SOURCE EXTRACT =>

Wicked or Tame?

By | July 11, 2014

IMG_0267 July 10, 2014

Problems are either wicked or tame concluded Horst Rittle and Melvin Webber in the early 1970’s, an insight that has turned out not only to be interesting, but central to all attempts to solve problems.  Whether a problem is one or the other determines everything that follows:  what should be done, by whom, for how long, and so on.  Perhaps the most important conclusion they arrived at is that while some problems can be “solved” and no more attention is required, other problems cannot be solved, and must be revisited over and over again.

Rittle and Webber made it clear that by calling some problems wicked, they did not mean that they were “bad” or “evil.”  In 1973 they wrote:

We are calling them wicked not because [they] are ethically deplorable.  We use the term ‘wicked’ in a meaning akin to that of ‘malignant’ (in contrast to ‘benign’) or ‘vicious’ (like a circle) or ‘tricky (like a leprechaun) or ‘aggressive’ (like a lion, in contrast to the docility of a lamb).

While wicked problems are not evil problems, there are times when there are moral and ethical issues involved, not in the problems themselves, but in how they are defined and addressed.  Rittle and Webber believed that it was immoral to

  • confuse tame and wicked problems;
  • attempt to “tame” a wicked problem prematurely;
  • treat wicked problems as if they were tame.

 

Yet telling the difference between tame and wicked problems turns out to be a problem!  Wicked problems are usually messy, confusing and complicated, but they need not be.  They can also be simple and straightforward.  Tame problems generally are more transparent and understandable than wicked ones, but not always.  They can also be extremely complex, confusing, and opaque.  For example, on September 12, 1962, when President Kennedy said “I believe that this nation should commit itself to achieving the goal, before the decade is out, of landing a man on the moon and returning him safely to earth,” what he proposed was a tame problem (though the process of making it happen was rife with wicked ones).  It had a beginning, a middle, and an end.  Everyone would know if the many technical problems had been solved and when a successful solution reached.   In the beginning, however, the scientists who were  in charge of the project had no idea what to do or how to begin.  Most of the technology that would be needed did not exist and had to be discovered and invented.  Yet when the astronauts returned safely to earth after walking on the moon, the problem was solved!

AIM 1 => In the essay on wicked and tame problems, in what year did Rittle and Webber write that they were not calling problems wicked because they are ethically deplorable?
AIM 2 => Repeat everything in the essay on wicked and tame problems from "We are calling" down to "docility of a lamb).".

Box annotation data

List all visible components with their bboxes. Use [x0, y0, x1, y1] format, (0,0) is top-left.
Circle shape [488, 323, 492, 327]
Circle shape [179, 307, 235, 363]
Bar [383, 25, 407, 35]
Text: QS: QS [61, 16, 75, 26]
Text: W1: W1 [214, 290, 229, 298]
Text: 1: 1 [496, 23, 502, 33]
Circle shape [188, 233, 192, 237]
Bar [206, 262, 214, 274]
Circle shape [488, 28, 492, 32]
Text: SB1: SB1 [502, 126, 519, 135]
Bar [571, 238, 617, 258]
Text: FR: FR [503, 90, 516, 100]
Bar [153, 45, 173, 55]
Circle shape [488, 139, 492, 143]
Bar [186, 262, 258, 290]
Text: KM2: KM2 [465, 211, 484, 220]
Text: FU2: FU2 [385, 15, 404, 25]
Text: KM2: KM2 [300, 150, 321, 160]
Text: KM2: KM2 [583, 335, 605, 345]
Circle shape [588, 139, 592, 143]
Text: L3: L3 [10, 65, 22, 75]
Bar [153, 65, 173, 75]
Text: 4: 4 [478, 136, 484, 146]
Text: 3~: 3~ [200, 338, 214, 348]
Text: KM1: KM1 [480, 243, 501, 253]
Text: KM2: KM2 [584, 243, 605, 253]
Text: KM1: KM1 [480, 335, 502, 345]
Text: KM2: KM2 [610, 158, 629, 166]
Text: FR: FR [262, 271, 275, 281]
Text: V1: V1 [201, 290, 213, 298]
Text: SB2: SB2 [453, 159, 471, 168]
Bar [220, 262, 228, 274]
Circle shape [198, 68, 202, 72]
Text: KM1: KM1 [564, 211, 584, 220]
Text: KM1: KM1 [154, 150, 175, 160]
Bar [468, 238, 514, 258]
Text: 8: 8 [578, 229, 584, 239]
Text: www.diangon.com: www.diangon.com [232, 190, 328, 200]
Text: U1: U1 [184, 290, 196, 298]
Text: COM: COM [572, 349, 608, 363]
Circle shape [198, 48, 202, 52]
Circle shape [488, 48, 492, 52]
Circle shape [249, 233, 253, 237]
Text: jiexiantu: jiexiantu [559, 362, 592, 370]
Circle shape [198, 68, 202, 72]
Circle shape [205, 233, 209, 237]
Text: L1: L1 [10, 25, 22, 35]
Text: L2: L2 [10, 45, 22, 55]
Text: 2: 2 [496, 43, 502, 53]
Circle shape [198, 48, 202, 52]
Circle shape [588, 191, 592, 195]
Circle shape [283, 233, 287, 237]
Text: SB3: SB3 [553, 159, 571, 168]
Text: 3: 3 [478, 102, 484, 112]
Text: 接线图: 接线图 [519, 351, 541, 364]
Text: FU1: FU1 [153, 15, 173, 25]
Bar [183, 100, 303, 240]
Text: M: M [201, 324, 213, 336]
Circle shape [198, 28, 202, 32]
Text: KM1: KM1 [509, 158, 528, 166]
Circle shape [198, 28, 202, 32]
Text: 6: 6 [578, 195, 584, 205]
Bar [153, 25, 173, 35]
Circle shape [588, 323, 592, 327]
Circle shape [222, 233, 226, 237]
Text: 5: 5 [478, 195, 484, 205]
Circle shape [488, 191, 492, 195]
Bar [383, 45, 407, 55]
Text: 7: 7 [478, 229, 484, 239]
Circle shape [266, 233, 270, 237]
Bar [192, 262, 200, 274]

FINISHED ANSWER 1 => 1973

FINISHED ANSWER 2 =>
We are calling them wicked not because [they] are ethically deplorable.  We use the term ‘wicked’ in a meaning akin to that of ‘malignant’ (in contrast to ‘benign’) or ‘vicious’ (like a circle) or ‘tricky (like a leprechaun) or ‘aggressive’ (like a lion, in contrast to the docility of a lamb).